Quote the records that follow in full, leaving the pictures out.

══════════════════════════════

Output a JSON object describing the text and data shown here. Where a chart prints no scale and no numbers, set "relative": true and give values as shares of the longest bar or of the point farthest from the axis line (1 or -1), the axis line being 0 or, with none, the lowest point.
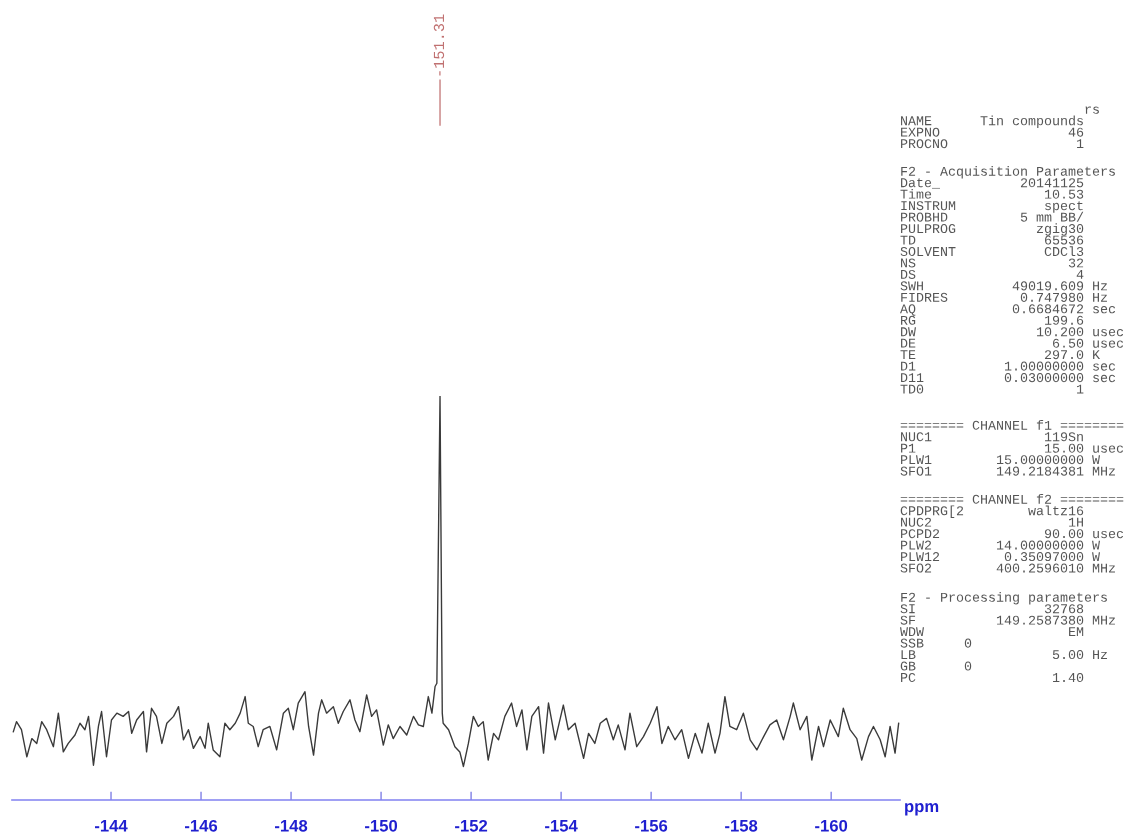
{
  "chart_data": {
    "type": "line",
    "relative": true,
    "xlabel": "ppm",
    "xlim": [
      -141.8,
      -161.53
    ],
    "xticks": [
      -144,
      -146,
      -148,
      -150,
      -152,
      -154,
      -156,
      -158,
      -160
    ],
    "grid": false,
    "legend": false,
    "marker": "none",
    "line_style": "solid",
    "x": [
      -141.83,
      -141.9,
      -142.01,
      -142.13,
      -142.24,
      -142.35,
      -142.46,
      -142.57,
      -142.72,
      -142.83,
      -142.94,
      -143.05,
      -143.2,
      -143.31,
      -143.42,
      -143.5,
      -143.61,
      -143.72,
      -143.79,
      -143.9,
      -144.01,
      -144.13,
      -144.27,
      -144.39,
      -144.46,
      -144.57,
      -144.72,
      -144.79,
      -144.9,
      -145.01,
      -145.13,
      -145.24,
      -145.39,
      -145.5,
      -145.61,
      -145.72,
      -145.83,
      -145.98,
      -146.09,
      -146.16,
      -146.27,
      -146.42,
      -146.53,
      -146.64,
      -146.76,
      -146.87,
      -146.98,
      -147.05,
      -147.16,
      -147.27,
      -147.38,
      -147.53,
      -147.68,
      -147.83,
      -147.94,
      -148.05,
      -148.16,
      -148.31,
      -148.39,
      -148.5,
      -148.61,
      -148.68,
      -148.79,
      -148.94,
      -149.05,
      -149.16,
      -149.31,
      -149.42,
      -149.53,
      -149.68,
      -149.79,
      -149.9,
      -150.05,
      -150.16,
      -150.27,
      -150.42,
      -150.57,
      -150.72,
      -150.83,
      -150.94,
      -151.05,
      -151.13,
      -151.2,
      -151.24,
      -151.31,
      -151.36,
      -151.38,
      -151.5,
      -151.64,
      -151.75,
      -151.83,
      -151.94,
      -152.05,
      -152.16,
      -152.27,
      -152.38,
      -152.5,
      -152.61,
      -152.75,
      -152.9,
      -153.01,
      -153.13,
      -153.24,
      -153.35,
      -153.5,
      -153.61,
      -153.72,
      -153.87,
      -154.05,
      -154.16,
      -154.31,
      -154.5,
      -154.61,
      -154.75,
      -154.87,
      -155.01,
      -155.16,
      -155.27,
      -155.42,
      -155.53,
      -155.68,
      -155.83,
      -155.98,
      -156.13,
      -156.24,
      -156.38,
      -156.53,
      -156.68,
      -156.83,
      -156.98,
      -157.13,
      -157.27,
      -157.42,
      -157.53,
      -157.64,
      -157.75,
      -157.9,
      -158.05,
      -158.2,
      -158.35,
      -158.5,
      -158.64,
      -158.79,
      -158.94,
      -159.09,
      -159.16,
      -159.31,
      -159.46,
      -159.57,
      -159.72,
      -159.83,
      -159.98,
      -160.16,
      -160.27,
      -160.42,
      -160.57,
      -160.68,
      -160.83,
      -160.94,
      -161.09,
      -161.2,
      -161.31,
      -161.42,
      -161.5
    ],
    "series": [
      {
        "color": "#3a3a3a",
        "values": [
          0.169,
          0.194,
          0.174,
          0.107,
          0.152,
          0.14,
          0.194,
          0.174,
          0.132,
          0.215,
          0.119,
          0.14,
          0.161,
          0.19,
          0.174,
          0.207,
          0.086,
          0.182,
          0.219,
          0.107,
          0.198,
          0.215,
          0.207,
          0.219,
          0.165,
          0.198,
          0.219,
          0.119,
          0.227,
          0.207,
          0.14,
          0.19,
          0.207,
          0.231,
          0.149,
          0.174,
          0.128,
          0.157,
          0.128,
          0.19,
          0.124,
          0.107,
          0.19,
          0.174,
          0.19,
          0.215,
          0.256,
          0.19,
          0.182,
          0.132,
          0.174,
          0.182,
          0.124,
          0.215,
          0.227,
          0.174,
          0.24,
          0.268,
          0.182,
          0.111,
          0.215,
          0.248,
          0.215,
          0.231,
          0.19,
          0.219,
          0.248,
          0.198,
          0.169,
          0.26,
          0.207,
          0.223,
          0.136,
          0.186,
          0.152,
          0.182,
          0.161,
          0.207,
          0.186,
          0.182,
          0.256,
          0.215,
          0.281,
          0.289,
          1.0,
          0.215,
          0.19,
          0.174,
          0.132,
          0.119,
          0.083,
          0.14,
          0.207,
          0.182,
          0.194,
          0.099,
          0.165,
          0.149,
          0.207,
          0.24,
          0.182,
          0.223,
          0.124,
          0.207,
          0.231,
          0.116,
          0.24,
          0.149,
          0.235,
          0.174,
          0.19,
          0.103,
          0.165,
          0.14,
          0.19,
          0.202,
          0.149,
          0.186,
          0.124,
          0.215,
          0.132,
          0.157,
          0.19,
          0.231,
          0.14,
          0.182,
          0.149,
          0.174,
          0.103,
          0.165,
          0.116,
          0.19,
          0.116,
          0.165,
          0.256,
          0.182,
          0.174,
          0.215,
          0.149,
          0.124,
          0.157,
          0.186,
          0.198,
          0.149,
          0.207,
          0.24,
          0.174,
          0.207,
          0.099,
          0.182,
          0.132,
          0.198,
          0.157,
          0.227,
          0.174,
          0.152,
          0.099,
          0.157,
          0.182,
          0.149,
          0.107,
          0.182,
          0.116,
          0.19
        ]
      }
    ],
    "annotations": [
      {
        "text": "-151.31",
        "x": -151.31
      },
      "                       rs\nNAME      Tin compounds\nEXPNO                46\nPROCNO                1",
      "F2 - Acquisition Parameters\nDate_          20141125\nTime              10.53\nINSTRUM           spect\nPROBHD         5 mm BB/\nPULPROG          zgig30\nTD                65536\nSOLVENT           CDCl3\nNS                   32\nDS                    4\nSWH           49019.609 Hz\nFIDRES         0.747980 Hz\nAQ            0.6684672 sec\nRG                199.6\nDW               10.200 usec\nDE                 6.50 usec\nTE                297.0 K\nD1           1.00000000 sec\nD11          0.03000000 sec\nTD0                   1",
      "======== CHANNEL f1 ========\nNUC1              119Sn\nP1                15.00 usec\nPLW1        15.00000000 W\nSFO1        149.2184381 MHz",
      "======== CHANNEL f2 ========\nCPDPRG[2        waltz16\nNUC2                 1H\nPCPD2             90.00 usec\nPLW2        14.00000000 W\nPLW12        0.35097000 W\nSFO2        400.2596010 MHz",
      "F2 - Processing parameters\nSI                32768\nSF          149.2587380 MHz\nWDW                  EM\nSSB     0\nLB                 5.00 Hz\nGB      0\nPC                 1.40"
    ]
  }
}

══════════════════════════════

**Response to the task**:
Output a JSON object describing the text and data shown here. Where a chart prints no scale and no numbers, set "relative": true and give values as shares of the longest bar or of the point farthest from the axis line (1 or -1), the axis line being 0 or, with none, the lowest point.
{
  "chart_data": {
    "type": "line",
    "relative": true,
    "xlabel": "ppm",
    "xlim": [
      -141.8,
      -161.53
    ],
    "xticks": [
      -144,
      -146,
      -148,
      -150,
      -152,
      -154,
      -156,
      -158,
      -160
    ],
    "grid": false,
    "legend": false,
    "marker": "none",
    "line_style": "solid",
    "x": [
      -141.83,
      -141.9,
      -142.01,
      -142.13,
      -142.24,
      -142.35,
      -142.46,
      -142.57,
      -142.72,
      -142.83,
      -142.94,
      -143.05,
      -143.2,
      -143.31,
      -143.42,
      -143.5,
      -143.61,
      -143.72,
      -143.79,
      -143.9,
      -144.01,
      -144.13,
      -144.27,
      -144.39,
      -144.46,
      -144.57,
      -144.72,
      -144.79,
      -144.9,
      -145.01,
      -145.13,
      -145.24,
      -145.39,
      -145.5,
      -145.61,
      -145.72,
      -145.83,
      -145.98,
      -146.09,
      -146.16,
      -146.27,
      -146.42,
      -146.53,
      -146.64,
      -146.76,
      -146.87,
      -146.98,
      -147.05,
      -147.16,
      -147.27,
      -147.38,
      -147.53,
      -147.68,
      -147.83,
      -147.94,
      -148.05,
      -148.16,
      -148.31,
      -148.39,
      -148.5,
      -148.61,
      -148.68,
      -148.79,
      -148.94,
      -149.05,
      -149.16,
      -149.31,
      -149.42,
      -149.53,
      -149.68,
      -149.79,
      -149.9,
      -150.05,
      -150.16,
      -150.27,
      -150.42,
      -150.57,
      -150.72,
      -150.83,
      -150.94,
      -151.05,
      -151.13,
      -151.2,
      -151.24,
      -151.31,
      -151.36,
      -151.38,
      -151.5,
      -151.64,
      -151.75,
      -151.83,
      -151.94,
      -152.05,
      -152.16,
      -152.27,
      -152.38,
      -152.5,
      -152.61,
      -152.75,
      -152.9,
      -153.01,
      -153.13,
      -153.24,
      -153.35,
      -153.5,
      -153.61,
      -153.72,
      -153.87,
      -154.05,
      -154.16,
      -154.31,
      -154.5,
      -154.61,
      -154.75,
      -154.87,
      -155.01,
      -155.16,
      -155.27,
      -155.42,
      -155.53,
      -155.68,
      -155.83,
      -155.98,
      -156.13,
      -156.24,
      -156.38,
      -156.53,
      -156.68,
      -156.83,
      -156.98,
      -157.13,
      -157.27,
      -157.42,
      -157.53,
      -157.64,
      -157.75,
      -157.9,
      -158.05,
      -158.2,
      -158.35,
      -158.5,
      -158.64,
      -158.79,
      -158.94,
      -159.09,
      -159.16,
      -159.31,
      -159.46,
      -159.57,
      -159.72,
      -159.83,
      -159.98,
      -160.16,
      -160.27,
      -160.42,
      -160.57,
      -160.68,
      -160.83,
      -160.94,
      -161.09,
      -161.2,
      -161.31,
      -161.42,
      -161.5
    ],
    "series": [
      {
        "color": "#3a3a3a",
        "values": [
          0.169,
          0.194,
          0.174,
          0.107,
          0.152,
          0.14,
          0.194,
          0.174,
          0.132,
          0.215,
          0.119,
          0.14,
          0.161,
          0.19,
          0.174,
          0.207,
          0.086,
          0.182,
          0.219,
          0.107,
          0.198,
          0.215,
          0.207,
          0.219,
          0.165,
          0.198,
          0.219,
          0.119,
          0.227,
          0.207,
          0.14,
          0.19,
          0.207,
          0.231,
          0.149,
          0.174,
          0.128,
          0.157,
          0.128,
          0.19,
          0.124,
          0.107,
          0.19,
          0.174,
          0.19,
          0.215,
          0.256,
          0.19,
          0.182,
          0.132,
          0.174,
          0.182,
          0.124,
          0.215,
          0.227,
          0.174,
          0.24,
          0.268,
          0.182,
          0.111,
          0.215,
          0.248,
          0.215,
          0.231,
          0.19,
          0.219,
          0.248,
          0.198,
          0.169,
          0.26,
          0.207,
          0.223,
          0.136,
          0.186,
          0.152,
          0.182,
          0.161,
          0.207,
          0.186,
          0.182,
          0.256,
          0.215,
          0.281,
          0.289,
          1.0,
          0.215,
          0.19,
          0.174,
          0.132,
          0.119,
          0.083,
          0.14,
          0.207,
          0.182,
          0.194,
          0.099,
          0.165,
          0.149,
          0.207,
          0.24,
          0.182,
          0.223,
          0.124,
          0.207,
          0.231,
          0.116,
          0.24,
          0.149,
          0.235,
          0.174,
          0.19,
          0.103,
          0.165,
          0.14,
          0.19,
          0.202,
          0.149,
          0.186,
          0.124,
          0.215,
          0.132,
          0.157,
          0.19,
          0.231,
          0.14,
          0.182,
          0.149,
          0.174,
          0.103,
          0.165,
          0.116,
          0.19,
          0.116,
          0.165,
          0.256,
          0.182,
          0.174,
          0.215,
          0.149,
          0.124,
          0.157,
          0.186,
          0.198,
          0.149,
          0.207,
          0.24,
          0.174,
          0.207,
          0.099,
          0.182,
          0.132,
          0.198,
          0.157,
          0.227,
          0.174,
          0.152,
          0.099,
          0.157,
          0.182,
          0.149,
          0.107,
          0.182,
          0.116,
          0.19
        ]
      }
    ],
    "annotations": [
      {
        "text": "-151.31",
        "x": -151.31
      },
      "                       rs\nNAME      Tin compounds\nEXPNO                46\nPROCNO                1",
      "F2 - Acquisition Parameters\nDate_          20141125\nTime              10.53\nINSTRUM           spect\nPROBHD         5 mm BB/\nPULPROG          zgig30\nTD                65536\nSOLVENT           CDCl3\nNS                   32\nDS                    4\nSWH           49019.609 Hz\nFIDRES         0.747980 Hz\nAQ            0.6684672 sec\nRG                199.6\nDW               10.200 usec\nDE                 6.50 usec\nTE                297.0 K\nD1           1.00000000 sec\nD11          0.03000000 sec\nTD0                   1",
      "======== CHANNEL f1 ========\nNUC1              119Sn\nP1                15.00 usec\nPLW1        15.00000000 W\nSFO1        149.2184381 MHz",
      "======== CHANNEL f2 ========\nCPDPRG[2        waltz16\nNUC2                 1H\nPCPD2             90.00 usec\nPLW2        14.00000000 W\nPLW12        0.35097000 W\nSFO2        400.2596010 MHz",
      "F2 - Processing parameters\nSI                32768\nSF          149.2587380 MHz\nWDW                  EM\nSSB     0\nLB                 5.00 Hz\nGB      0\nPC                 1.40"
    ]
  }
}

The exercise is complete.